§ THE REQUEST: Reading down the listing below, count the lines where the word "stanowiska" shows up, then give only that count.

§ SOURCE DATA:
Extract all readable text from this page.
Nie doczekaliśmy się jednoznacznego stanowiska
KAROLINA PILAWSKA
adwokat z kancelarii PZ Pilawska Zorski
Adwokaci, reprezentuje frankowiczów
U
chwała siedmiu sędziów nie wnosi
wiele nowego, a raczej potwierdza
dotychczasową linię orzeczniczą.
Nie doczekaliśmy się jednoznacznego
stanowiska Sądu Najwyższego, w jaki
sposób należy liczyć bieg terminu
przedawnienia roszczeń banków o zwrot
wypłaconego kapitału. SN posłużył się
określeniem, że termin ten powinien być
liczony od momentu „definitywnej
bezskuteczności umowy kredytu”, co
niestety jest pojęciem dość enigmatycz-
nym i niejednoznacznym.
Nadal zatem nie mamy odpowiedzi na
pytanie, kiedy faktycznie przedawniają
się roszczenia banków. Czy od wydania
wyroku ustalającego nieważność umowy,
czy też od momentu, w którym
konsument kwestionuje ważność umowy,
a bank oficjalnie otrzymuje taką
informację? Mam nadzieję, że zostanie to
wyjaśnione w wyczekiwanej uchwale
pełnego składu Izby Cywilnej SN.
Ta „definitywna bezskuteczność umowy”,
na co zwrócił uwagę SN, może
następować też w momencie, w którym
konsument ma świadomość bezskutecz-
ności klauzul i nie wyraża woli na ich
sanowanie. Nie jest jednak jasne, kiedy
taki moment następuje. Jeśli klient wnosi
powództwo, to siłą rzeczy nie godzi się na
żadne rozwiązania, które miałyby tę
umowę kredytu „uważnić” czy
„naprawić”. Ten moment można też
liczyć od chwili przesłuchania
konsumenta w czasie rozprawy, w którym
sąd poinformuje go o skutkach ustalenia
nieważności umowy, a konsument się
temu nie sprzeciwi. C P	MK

§ EXERCISE SOLUTION: 2